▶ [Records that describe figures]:
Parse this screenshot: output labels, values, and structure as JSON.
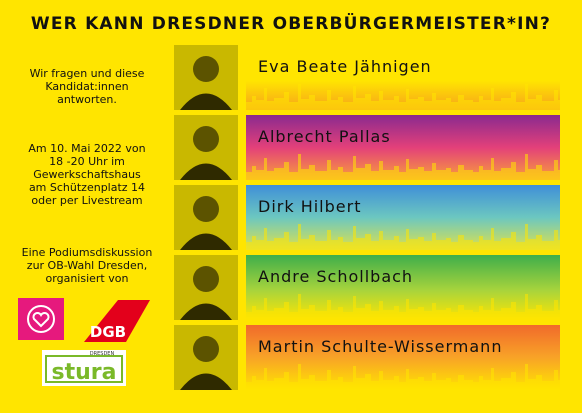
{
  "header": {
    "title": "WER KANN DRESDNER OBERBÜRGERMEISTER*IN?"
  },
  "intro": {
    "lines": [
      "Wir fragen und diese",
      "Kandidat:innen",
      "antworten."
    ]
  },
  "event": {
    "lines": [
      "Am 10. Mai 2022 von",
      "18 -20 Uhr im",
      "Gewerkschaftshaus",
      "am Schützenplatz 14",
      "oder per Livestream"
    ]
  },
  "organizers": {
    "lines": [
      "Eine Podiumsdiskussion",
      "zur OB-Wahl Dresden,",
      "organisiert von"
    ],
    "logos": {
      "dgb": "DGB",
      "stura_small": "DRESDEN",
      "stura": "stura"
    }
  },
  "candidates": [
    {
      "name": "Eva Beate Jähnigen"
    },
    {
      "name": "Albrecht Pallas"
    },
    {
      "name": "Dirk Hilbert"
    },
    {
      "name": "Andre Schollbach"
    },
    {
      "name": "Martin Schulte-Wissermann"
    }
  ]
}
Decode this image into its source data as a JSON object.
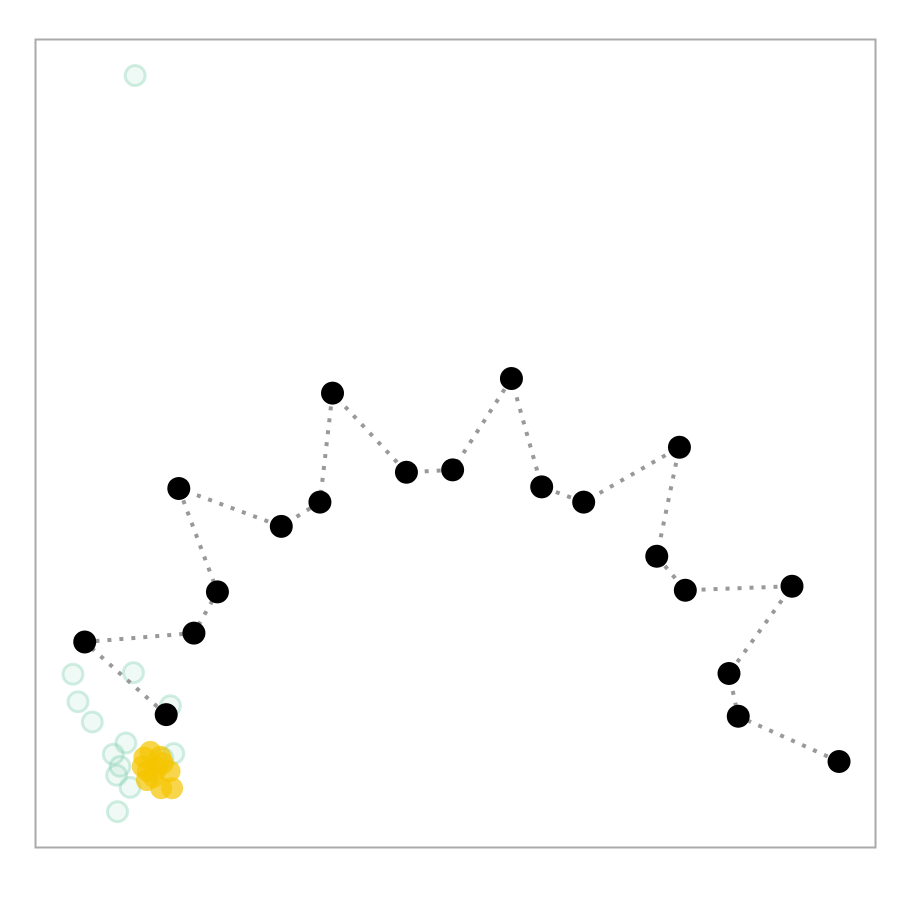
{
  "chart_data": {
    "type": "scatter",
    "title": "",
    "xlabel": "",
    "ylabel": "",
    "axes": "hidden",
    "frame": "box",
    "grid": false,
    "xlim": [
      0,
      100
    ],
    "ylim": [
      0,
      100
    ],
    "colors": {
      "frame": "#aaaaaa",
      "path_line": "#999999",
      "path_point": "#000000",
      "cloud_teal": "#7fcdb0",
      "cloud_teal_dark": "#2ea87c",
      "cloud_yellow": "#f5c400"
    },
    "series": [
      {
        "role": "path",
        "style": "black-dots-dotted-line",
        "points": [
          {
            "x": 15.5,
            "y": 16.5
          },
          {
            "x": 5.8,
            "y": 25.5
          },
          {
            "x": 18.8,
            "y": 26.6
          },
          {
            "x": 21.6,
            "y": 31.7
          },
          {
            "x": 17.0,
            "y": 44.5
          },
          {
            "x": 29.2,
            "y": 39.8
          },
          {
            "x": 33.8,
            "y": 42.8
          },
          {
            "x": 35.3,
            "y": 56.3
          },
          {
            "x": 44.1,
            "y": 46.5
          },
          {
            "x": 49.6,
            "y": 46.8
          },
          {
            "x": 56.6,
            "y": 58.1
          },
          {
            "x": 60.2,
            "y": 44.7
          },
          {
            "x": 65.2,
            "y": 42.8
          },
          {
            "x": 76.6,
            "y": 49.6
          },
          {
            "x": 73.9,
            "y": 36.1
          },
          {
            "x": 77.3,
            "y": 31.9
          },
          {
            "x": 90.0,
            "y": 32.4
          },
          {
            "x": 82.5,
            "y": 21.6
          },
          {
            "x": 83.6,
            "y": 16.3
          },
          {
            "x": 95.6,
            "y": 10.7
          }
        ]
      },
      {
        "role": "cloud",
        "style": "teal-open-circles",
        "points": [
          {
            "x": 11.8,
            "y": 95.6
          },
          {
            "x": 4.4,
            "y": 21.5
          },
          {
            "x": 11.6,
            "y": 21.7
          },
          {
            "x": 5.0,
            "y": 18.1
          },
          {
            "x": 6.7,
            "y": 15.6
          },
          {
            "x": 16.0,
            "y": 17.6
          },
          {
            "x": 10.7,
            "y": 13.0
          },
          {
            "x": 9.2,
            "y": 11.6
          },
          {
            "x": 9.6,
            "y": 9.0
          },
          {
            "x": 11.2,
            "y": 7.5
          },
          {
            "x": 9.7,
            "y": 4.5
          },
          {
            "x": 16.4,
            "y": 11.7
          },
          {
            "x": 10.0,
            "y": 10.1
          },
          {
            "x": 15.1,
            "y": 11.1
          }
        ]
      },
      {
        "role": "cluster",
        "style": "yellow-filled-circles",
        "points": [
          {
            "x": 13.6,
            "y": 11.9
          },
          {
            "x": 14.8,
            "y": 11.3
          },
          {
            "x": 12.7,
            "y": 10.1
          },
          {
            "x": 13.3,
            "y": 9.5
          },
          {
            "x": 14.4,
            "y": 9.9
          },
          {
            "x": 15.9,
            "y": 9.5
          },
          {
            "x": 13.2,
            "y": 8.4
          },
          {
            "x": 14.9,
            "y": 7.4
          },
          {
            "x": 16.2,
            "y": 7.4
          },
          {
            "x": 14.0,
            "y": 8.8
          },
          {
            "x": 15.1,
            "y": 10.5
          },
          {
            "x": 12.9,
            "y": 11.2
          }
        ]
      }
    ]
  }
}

▶ [WHAT YOU NEED TO DO]:
The listing above needs to be output again exactly. Don't include the pictures.

▶ [CORRECT RESPONSE]:
Parse this screenshot: output labels, values, and structure as JSON.
{
  "header": {
    "title": "WER KANN DRESDNER OBERBÜRGERMEISTER*IN?"
  },
  "intro": {
    "lines": [
      "Wir fragen und diese",
      "Kandidat:innen",
      "antworten."
    ]
  },
  "event": {
    "lines": [
      "Am 10. Mai 2022 von",
      "18 -20 Uhr im",
      "Gewerkschaftshaus",
      "am Schützenplatz 14",
      "oder per Livestream"
    ]
  },
  "organizers": {
    "lines": [
      "Eine Podiumsdiskussion",
      "zur OB-Wahl Dresden,",
      "organisiert von"
    ],
    "logos": {
      "dgb": "DGB",
      "stura_small": "DRESDEN",
      "stura": "stura"
    }
  },
  "candidates": [
    {
      "name": "Eva Beate Jähnigen"
    },
    {
      "name": "Albrecht Pallas"
    },
    {
      "name": "Dirk Hilbert"
    },
    {
      "name": "Andre Schollbach"
    },
    {
      "name": "Martin Schulte-Wissermann"
    }
  ]
}
Decode this image into its source data as a JSON object.
{
  "chart_data": {
    "type": "scatter",
    "title": "",
    "xlabel": "",
    "ylabel": "",
    "axes": "hidden",
    "frame": "box",
    "grid": false,
    "xlim": [
      0,
      100
    ],
    "ylim": [
      0,
      100
    ],
    "colors": {
      "frame": "#aaaaaa",
      "path_line": "#999999",
      "path_point": "#000000",
      "cloud_teal": "#7fcdb0",
      "cloud_teal_dark": "#2ea87c",
      "cloud_yellow": "#f5c400"
    },
    "series": [
      {
        "role": "path",
        "style": "black-dots-dotted-line",
        "points": [
          {
            "x": 15.5,
            "y": 16.5
          },
          {
            "x": 5.8,
            "y": 25.5
          },
          {
            "x": 18.8,
            "y": 26.6
          },
          {
            "x": 21.6,
            "y": 31.7
          },
          {
            "x": 17.0,
            "y": 44.5
          },
          {
            "x": 29.2,
            "y": 39.8
          },
          {
            "x": 33.8,
            "y": 42.8
          },
          {
            "x": 35.3,
            "y": 56.3
          },
          {
            "x": 44.1,
            "y": 46.5
          },
          {
            "x": 49.6,
            "y": 46.8
          },
          {
            "x": 56.6,
            "y": 58.1
          },
          {
            "x": 60.2,
            "y": 44.7
          },
          {
            "x": 65.2,
            "y": 42.8
          },
          {
            "x": 76.6,
            "y": 49.6
          },
          {
            "x": 73.9,
            "y": 36.1
          },
          {
            "x": 77.3,
            "y": 31.9
          },
          {
            "x": 90.0,
            "y": 32.4
          },
          {
            "x": 82.5,
            "y": 21.6
          },
          {
            "x": 83.6,
            "y": 16.3
          },
          {
            "x": 95.6,
            "y": 10.7
          }
        ]
      },
      {
        "role": "cloud",
        "style": "teal-open-circles",
        "points": [
          {
            "x": 11.8,
            "y": 95.6
          },
          {
            "x": 4.4,
            "y": 21.5
          },
          {
            "x": 11.6,
            "y": 21.7
          },
          {
            "x": 5.0,
            "y": 18.1
          },
          {
            "x": 6.7,
            "y": 15.6
          },
          {
            "x": 16.0,
            "y": 17.6
          },
          {
            "x": 10.7,
            "y": 13.0
          },
          {
            "x": 9.2,
            "y": 11.6
          },
          {
            "x": 9.6,
            "y": 9.0
          },
          {
            "x": 11.2,
            "y": 7.5
          },
          {
            "x": 9.7,
            "y": 4.5
          },
          {
            "x": 16.4,
            "y": 11.7
          },
          {
            "x": 10.0,
            "y": 10.1
          },
          {
            "x": 15.1,
            "y": 11.1
          }
        ]
      },
      {
        "role": "cluster",
        "style": "yellow-filled-circles",
        "points": [
          {
            "x": 13.6,
            "y": 11.9
          },
          {
            "x": 14.8,
            "y": 11.3
          },
          {
            "x": 12.7,
            "y": 10.1
          },
          {
            "x": 13.3,
            "y": 9.5
          },
          {
            "x": 14.4,
            "y": 9.9
          },
          {
            "x": 15.9,
            "y": 9.5
          },
          {
            "x": 13.2,
            "y": 8.4
          },
          {
            "x": 14.9,
            "y": 7.4
          },
          {
            "x": 16.2,
            "y": 7.4
          },
          {
            "x": 14.0,
            "y": 8.8
          },
          {
            "x": 15.1,
            "y": 10.5
          },
          {
            "x": 12.9,
            "y": 11.2
          }
        ]
      }
    ]
  }
}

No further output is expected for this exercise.